= Written exercise =
Reproduce the entries word for word, and omit any picture you find in them.

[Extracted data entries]
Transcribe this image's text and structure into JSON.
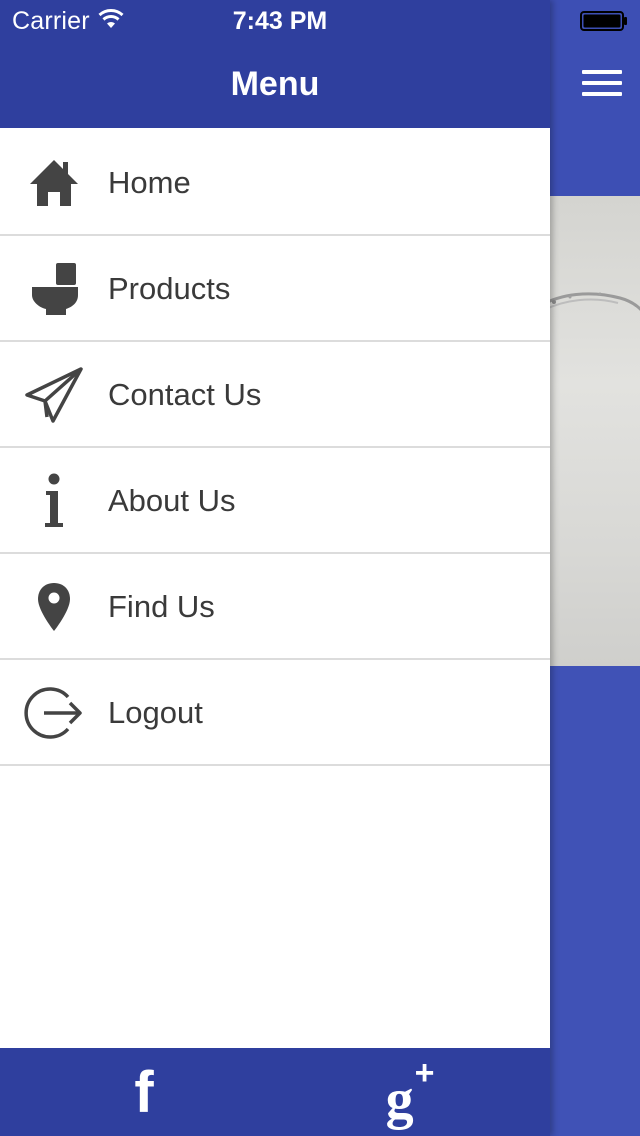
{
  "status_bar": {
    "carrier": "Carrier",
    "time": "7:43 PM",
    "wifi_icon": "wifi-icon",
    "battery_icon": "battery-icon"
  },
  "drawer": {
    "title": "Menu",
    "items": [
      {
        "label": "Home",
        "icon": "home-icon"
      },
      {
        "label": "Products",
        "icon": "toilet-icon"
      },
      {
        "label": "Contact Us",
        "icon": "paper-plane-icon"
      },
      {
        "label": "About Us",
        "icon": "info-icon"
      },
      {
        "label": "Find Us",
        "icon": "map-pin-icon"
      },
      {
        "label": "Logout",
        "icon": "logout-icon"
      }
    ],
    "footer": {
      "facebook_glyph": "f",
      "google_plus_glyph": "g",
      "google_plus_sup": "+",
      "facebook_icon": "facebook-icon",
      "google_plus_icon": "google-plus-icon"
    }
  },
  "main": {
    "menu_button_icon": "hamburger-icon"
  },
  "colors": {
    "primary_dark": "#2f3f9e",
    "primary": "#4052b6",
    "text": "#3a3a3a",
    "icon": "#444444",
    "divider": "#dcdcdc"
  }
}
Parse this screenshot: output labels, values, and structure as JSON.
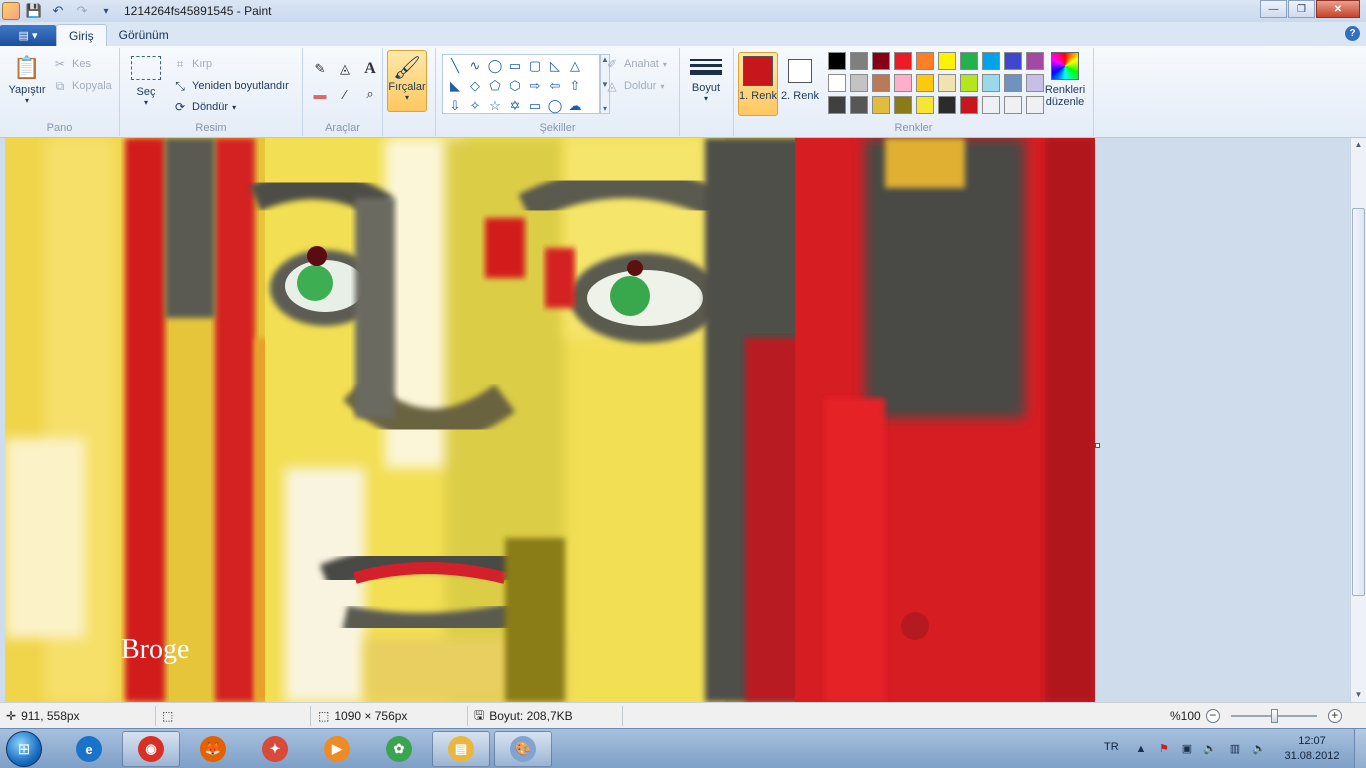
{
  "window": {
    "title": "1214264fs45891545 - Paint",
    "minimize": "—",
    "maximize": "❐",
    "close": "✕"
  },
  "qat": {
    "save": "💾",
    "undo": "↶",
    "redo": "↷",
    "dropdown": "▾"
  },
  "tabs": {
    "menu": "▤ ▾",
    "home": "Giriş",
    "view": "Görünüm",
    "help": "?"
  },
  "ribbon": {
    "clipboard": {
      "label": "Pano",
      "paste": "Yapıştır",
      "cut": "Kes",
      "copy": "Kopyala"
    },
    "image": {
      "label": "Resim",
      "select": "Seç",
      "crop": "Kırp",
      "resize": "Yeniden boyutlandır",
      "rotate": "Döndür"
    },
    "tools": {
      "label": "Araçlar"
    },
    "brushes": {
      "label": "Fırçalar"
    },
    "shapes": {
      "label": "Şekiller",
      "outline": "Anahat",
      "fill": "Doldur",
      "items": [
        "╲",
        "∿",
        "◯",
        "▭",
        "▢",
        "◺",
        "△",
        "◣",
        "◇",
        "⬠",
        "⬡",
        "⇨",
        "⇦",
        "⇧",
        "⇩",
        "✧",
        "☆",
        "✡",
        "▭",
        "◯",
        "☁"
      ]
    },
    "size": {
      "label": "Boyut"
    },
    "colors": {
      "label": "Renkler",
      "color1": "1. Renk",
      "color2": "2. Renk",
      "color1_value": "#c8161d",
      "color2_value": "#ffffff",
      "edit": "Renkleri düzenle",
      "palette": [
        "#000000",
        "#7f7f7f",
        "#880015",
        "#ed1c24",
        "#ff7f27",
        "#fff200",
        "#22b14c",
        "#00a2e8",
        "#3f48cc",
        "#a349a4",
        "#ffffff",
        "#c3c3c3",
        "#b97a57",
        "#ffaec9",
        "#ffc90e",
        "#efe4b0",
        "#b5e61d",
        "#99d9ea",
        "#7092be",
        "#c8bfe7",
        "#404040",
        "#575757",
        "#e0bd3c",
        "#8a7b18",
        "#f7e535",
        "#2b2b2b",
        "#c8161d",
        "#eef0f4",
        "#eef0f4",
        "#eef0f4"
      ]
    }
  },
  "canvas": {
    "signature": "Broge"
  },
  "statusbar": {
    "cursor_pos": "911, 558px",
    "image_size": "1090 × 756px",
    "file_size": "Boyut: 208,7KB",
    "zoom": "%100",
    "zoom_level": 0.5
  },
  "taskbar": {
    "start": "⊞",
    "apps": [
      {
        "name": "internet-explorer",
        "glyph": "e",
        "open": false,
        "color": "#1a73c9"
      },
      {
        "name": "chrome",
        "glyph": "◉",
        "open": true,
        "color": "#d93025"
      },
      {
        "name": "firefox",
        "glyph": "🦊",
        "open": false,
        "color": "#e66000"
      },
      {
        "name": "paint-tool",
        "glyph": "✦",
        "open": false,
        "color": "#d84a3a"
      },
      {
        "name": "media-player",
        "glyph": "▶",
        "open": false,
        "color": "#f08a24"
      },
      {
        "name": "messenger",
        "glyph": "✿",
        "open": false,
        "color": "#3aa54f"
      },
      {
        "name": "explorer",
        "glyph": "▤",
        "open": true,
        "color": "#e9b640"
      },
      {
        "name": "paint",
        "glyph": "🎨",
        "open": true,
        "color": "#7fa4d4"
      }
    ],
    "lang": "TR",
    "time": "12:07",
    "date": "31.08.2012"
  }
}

= Completed exercise =
Transcribe this image's text and structure into JSON.
{
  "status_bar": {
    "carrier": "Carrier",
    "time": "7:43 PM",
    "wifi_icon": "wifi-icon",
    "battery_icon": "battery-icon"
  },
  "drawer": {
    "title": "Menu",
    "items": [
      {
        "label": "Home",
        "icon": "home-icon"
      },
      {
        "label": "Products",
        "icon": "toilet-icon"
      },
      {
        "label": "Contact Us",
        "icon": "paper-plane-icon"
      },
      {
        "label": "About Us",
        "icon": "info-icon"
      },
      {
        "label": "Find Us",
        "icon": "map-pin-icon"
      },
      {
        "label": "Logout",
        "icon": "logout-icon"
      }
    ],
    "footer": {
      "facebook_glyph": "f",
      "google_plus_glyph": "g",
      "google_plus_sup": "+",
      "facebook_icon": "facebook-icon",
      "google_plus_icon": "google-plus-icon"
    }
  },
  "main": {
    "menu_button_icon": "hamburger-icon"
  },
  "colors": {
    "primary_dark": "#2f3f9e",
    "primary": "#4052b6",
    "text": "#3a3a3a",
    "icon": "#444444",
    "divider": "#dcdcdc"
  }
}
Parse this screenshot: output labels, values, and structure as JSON.
{
  "window": {
    "title": "1214264fs45891545 - Paint",
    "minimize": "—",
    "maximize": "❐",
    "close": "✕"
  },
  "qat": {
    "save": "💾",
    "undo": "↶",
    "redo": "↷",
    "dropdown": "▾"
  },
  "tabs": {
    "menu": "▤ ▾",
    "home": "Giriş",
    "view": "Görünüm",
    "help": "?"
  },
  "ribbon": {
    "clipboard": {
      "label": "Pano",
      "paste": "Yapıştır",
      "cut": "Kes",
      "copy": "Kopyala"
    },
    "image": {
      "label": "Resim",
      "select": "Seç",
      "crop": "Kırp",
      "resize": "Yeniden boyutlandır",
      "rotate": "Döndür"
    },
    "tools": {
      "label": "Araçlar"
    },
    "brushes": {
      "label": "Fırçalar"
    },
    "shapes": {
      "label": "Şekiller",
      "outline": "Anahat",
      "fill": "Doldur",
      "items": [
        "╲",
        "∿",
        "◯",
        "▭",
        "▢",
        "◺",
        "△",
        "◣",
        "◇",
        "⬠",
        "⬡",
        "⇨",
        "⇦",
        "⇧",
        "⇩",
        "✧",
        "☆",
        "✡",
        "▭",
        "◯",
        "☁"
      ]
    },
    "size": {
      "label": "Boyut"
    },
    "colors": {
      "label": "Renkler",
      "color1": "1. Renk",
      "color2": "2. Renk",
      "color1_value": "#c8161d",
      "color2_value": "#ffffff",
      "edit": "Renkleri düzenle",
      "palette": [
        "#000000",
        "#7f7f7f",
        "#880015",
        "#ed1c24",
        "#ff7f27",
        "#fff200",
        "#22b14c",
        "#00a2e8",
        "#3f48cc",
        "#a349a4",
        "#ffffff",
        "#c3c3c3",
        "#b97a57",
        "#ffaec9",
        "#ffc90e",
        "#efe4b0",
        "#b5e61d",
        "#99d9ea",
        "#7092be",
        "#c8bfe7",
        "#404040",
        "#575757",
        "#e0bd3c",
        "#8a7b18",
        "#f7e535",
        "#2b2b2b",
        "#c8161d",
        "#eef0f4",
        "#eef0f4",
        "#eef0f4"
      ]
    }
  },
  "canvas": {
    "signature": "Broge"
  },
  "statusbar": {
    "cursor_pos": "911, 558px",
    "image_size": "1090 × 756px",
    "file_size": "Boyut: 208,7KB",
    "zoom": "%100",
    "zoom_level": 0.5
  },
  "taskbar": {
    "start": "⊞",
    "apps": [
      {
        "name": "internet-explorer",
        "glyph": "e",
        "open": false,
        "color": "#1a73c9"
      },
      {
        "name": "chrome",
        "glyph": "◉",
        "open": true,
        "color": "#d93025"
      },
      {
        "name": "firefox",
        "glyph": "🦊",
        "open": false,
        "color": "#e66000"
      },
      {
        "name": "paint-tool",
        "glyph": "✦",
        "open": false,
        "color": "#d84a3a"
      },
      {
        "name": "media-player",
        "glyph": "▶",
        "open": false,
        "color": "#f08a24"
      },
      {
        "name": "messenger",
        "glyph": "✿",
        "open": false,
        "color": "#3aa54f"
      },
      {
        "name": "explorer",
        "glyph": "▤",
        "open": true,
        "color": "#e9b640"
      },
      {
        "name": "paint",
        "glyph": "🎨",
        "open": true,
        "color": "#7fa4d4"
      }
    ],
    "lang": "TR",
    "time": "12:07",
    "date": "31.08.2012"
  }
}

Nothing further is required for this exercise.